What this task involves: Filter this data down to the lines that hold "grid", and copy them.

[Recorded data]
====
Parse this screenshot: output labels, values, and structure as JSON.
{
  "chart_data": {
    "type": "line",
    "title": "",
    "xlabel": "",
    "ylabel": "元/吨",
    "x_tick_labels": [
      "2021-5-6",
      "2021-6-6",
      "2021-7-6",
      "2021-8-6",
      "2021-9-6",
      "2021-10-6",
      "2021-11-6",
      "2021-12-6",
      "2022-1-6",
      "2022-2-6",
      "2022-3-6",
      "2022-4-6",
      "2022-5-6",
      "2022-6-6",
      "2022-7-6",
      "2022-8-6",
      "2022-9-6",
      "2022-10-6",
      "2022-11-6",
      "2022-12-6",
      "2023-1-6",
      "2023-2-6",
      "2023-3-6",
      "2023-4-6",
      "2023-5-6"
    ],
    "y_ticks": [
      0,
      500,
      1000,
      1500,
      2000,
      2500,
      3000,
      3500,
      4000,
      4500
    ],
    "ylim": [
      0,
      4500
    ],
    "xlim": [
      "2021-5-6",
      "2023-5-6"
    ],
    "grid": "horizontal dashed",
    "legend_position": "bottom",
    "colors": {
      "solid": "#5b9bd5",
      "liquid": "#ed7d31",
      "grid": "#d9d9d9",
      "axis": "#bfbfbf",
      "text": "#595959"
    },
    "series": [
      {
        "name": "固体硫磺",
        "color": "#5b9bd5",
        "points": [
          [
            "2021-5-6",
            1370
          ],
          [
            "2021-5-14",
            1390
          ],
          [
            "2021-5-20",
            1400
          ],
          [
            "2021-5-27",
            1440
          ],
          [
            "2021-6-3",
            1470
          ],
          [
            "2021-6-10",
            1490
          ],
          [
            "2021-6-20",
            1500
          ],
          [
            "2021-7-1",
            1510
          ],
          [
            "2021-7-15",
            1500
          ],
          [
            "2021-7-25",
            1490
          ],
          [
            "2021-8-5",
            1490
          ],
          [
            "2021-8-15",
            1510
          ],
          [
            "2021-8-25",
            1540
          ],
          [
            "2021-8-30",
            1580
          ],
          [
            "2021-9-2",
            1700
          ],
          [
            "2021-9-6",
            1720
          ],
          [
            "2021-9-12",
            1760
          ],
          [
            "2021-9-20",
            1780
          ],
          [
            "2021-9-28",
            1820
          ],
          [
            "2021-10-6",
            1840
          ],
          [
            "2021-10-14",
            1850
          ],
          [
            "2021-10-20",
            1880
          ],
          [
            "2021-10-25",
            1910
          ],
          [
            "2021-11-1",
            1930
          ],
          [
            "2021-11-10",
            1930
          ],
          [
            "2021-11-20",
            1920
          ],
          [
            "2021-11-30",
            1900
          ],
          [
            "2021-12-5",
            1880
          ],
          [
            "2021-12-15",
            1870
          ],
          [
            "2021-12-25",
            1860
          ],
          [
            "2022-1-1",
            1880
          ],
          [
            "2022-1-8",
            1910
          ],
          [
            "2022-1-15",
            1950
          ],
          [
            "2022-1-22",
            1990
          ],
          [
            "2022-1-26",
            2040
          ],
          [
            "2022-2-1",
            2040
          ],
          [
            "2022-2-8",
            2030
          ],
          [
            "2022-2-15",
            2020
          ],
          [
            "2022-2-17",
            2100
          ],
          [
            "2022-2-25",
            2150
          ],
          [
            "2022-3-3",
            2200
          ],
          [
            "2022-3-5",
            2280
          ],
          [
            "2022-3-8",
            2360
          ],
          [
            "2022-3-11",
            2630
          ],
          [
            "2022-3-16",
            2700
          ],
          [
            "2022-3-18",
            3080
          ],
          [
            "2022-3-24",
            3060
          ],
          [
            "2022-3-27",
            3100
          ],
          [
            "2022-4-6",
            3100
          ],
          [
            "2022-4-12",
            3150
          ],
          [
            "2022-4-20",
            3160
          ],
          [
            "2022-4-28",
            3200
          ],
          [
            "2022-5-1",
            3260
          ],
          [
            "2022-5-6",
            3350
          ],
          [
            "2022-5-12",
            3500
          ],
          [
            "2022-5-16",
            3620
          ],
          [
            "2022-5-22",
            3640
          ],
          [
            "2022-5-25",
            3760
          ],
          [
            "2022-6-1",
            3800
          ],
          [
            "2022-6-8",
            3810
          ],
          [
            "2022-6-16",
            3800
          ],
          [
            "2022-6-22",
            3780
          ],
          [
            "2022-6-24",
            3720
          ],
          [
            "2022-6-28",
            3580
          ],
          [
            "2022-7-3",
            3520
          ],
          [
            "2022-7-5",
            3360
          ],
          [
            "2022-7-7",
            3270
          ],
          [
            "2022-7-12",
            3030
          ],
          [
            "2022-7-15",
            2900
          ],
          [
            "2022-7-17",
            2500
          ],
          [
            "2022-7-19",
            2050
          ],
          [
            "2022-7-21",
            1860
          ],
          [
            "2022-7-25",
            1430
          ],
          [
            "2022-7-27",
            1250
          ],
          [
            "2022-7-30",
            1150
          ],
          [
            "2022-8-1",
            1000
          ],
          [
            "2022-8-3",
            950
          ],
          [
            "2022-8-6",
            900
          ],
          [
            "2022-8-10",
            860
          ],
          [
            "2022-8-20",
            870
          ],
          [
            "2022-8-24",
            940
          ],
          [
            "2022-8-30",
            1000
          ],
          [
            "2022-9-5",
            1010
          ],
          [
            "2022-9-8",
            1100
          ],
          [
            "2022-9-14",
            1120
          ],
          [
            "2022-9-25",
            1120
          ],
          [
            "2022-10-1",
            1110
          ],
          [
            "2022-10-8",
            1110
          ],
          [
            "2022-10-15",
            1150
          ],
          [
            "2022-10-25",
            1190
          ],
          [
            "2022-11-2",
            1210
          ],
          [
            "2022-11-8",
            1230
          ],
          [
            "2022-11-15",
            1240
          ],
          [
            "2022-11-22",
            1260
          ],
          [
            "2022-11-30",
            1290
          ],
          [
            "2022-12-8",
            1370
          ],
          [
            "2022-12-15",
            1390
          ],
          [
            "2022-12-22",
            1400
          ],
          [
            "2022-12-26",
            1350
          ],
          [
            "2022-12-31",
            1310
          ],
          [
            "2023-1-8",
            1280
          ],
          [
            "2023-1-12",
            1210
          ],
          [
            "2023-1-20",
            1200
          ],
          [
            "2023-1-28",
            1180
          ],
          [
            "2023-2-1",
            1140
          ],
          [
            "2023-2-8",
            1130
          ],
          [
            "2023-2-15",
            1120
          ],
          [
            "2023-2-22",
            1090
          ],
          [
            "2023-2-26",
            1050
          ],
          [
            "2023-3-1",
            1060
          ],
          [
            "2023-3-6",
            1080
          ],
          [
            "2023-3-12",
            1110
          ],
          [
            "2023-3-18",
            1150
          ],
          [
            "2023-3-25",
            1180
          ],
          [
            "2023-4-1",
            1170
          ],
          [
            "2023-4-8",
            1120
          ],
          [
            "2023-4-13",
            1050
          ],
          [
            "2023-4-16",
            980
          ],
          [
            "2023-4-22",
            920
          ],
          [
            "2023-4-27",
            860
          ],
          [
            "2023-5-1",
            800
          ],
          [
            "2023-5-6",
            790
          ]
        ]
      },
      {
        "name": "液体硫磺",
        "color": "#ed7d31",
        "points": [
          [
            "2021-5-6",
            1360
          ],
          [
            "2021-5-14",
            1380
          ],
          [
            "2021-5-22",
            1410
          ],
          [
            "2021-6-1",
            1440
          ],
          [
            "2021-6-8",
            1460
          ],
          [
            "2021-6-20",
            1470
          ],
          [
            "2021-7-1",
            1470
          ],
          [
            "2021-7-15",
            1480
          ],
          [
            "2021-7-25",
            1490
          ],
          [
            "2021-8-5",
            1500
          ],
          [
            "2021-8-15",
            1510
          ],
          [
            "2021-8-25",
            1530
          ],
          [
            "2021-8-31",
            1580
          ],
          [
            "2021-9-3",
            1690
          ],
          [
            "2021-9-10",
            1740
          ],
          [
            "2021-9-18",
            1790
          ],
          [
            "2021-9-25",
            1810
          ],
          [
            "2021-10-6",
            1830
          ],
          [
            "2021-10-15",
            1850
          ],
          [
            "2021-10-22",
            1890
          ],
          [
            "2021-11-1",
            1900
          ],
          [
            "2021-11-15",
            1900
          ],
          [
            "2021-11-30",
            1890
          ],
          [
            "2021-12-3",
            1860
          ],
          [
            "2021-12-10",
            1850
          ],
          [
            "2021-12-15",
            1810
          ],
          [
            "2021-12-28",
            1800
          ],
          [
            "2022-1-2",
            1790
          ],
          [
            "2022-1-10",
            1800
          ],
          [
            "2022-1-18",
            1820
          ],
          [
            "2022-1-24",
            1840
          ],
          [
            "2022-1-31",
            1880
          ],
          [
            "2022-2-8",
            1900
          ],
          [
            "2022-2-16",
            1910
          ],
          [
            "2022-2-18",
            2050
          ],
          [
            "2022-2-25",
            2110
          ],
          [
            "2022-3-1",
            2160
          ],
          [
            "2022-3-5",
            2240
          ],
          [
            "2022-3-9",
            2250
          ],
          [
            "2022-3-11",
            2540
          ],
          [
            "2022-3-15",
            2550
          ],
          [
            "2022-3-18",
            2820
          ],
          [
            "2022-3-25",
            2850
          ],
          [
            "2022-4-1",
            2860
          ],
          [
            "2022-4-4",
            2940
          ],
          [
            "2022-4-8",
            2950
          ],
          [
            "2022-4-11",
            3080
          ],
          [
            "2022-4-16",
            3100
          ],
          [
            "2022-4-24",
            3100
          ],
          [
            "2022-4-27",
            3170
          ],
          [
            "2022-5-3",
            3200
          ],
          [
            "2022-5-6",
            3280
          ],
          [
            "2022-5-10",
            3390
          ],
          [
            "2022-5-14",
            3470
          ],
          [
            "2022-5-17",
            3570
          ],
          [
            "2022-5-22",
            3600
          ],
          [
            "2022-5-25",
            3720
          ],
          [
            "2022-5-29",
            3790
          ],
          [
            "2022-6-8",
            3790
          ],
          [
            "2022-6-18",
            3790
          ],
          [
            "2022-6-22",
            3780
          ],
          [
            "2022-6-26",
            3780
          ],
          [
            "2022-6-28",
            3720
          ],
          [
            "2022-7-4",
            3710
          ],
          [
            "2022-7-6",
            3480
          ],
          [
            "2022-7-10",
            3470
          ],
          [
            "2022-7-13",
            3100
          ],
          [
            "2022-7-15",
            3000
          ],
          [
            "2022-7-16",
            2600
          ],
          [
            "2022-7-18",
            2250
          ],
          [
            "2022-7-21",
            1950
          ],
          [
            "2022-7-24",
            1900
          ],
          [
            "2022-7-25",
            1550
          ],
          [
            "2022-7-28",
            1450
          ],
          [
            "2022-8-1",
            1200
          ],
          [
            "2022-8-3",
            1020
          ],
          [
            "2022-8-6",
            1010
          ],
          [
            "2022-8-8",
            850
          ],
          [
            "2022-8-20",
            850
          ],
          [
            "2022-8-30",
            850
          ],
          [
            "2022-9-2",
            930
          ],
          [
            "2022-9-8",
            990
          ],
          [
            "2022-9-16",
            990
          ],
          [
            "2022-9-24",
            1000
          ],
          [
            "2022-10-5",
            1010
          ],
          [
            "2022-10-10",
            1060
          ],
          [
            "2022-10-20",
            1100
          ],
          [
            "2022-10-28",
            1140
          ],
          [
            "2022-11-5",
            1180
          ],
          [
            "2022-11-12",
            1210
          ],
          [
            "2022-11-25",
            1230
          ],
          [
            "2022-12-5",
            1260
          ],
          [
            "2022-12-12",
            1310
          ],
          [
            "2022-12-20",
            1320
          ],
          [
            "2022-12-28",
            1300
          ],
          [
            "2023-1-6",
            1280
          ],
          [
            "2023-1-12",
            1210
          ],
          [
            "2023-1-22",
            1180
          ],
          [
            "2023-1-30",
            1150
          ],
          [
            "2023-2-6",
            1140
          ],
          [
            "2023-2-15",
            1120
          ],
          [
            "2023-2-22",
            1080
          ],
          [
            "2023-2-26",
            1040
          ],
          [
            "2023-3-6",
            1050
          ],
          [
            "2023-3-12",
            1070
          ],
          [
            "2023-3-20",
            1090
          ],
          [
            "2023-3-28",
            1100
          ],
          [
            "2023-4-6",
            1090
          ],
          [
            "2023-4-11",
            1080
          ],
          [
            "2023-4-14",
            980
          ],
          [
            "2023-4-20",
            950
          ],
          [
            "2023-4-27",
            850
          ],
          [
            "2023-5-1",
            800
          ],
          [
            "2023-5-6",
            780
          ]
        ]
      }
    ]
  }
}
====
Answer to the task:
    "grid": "horizontal dashed",
      "grid": "#d9d9d9",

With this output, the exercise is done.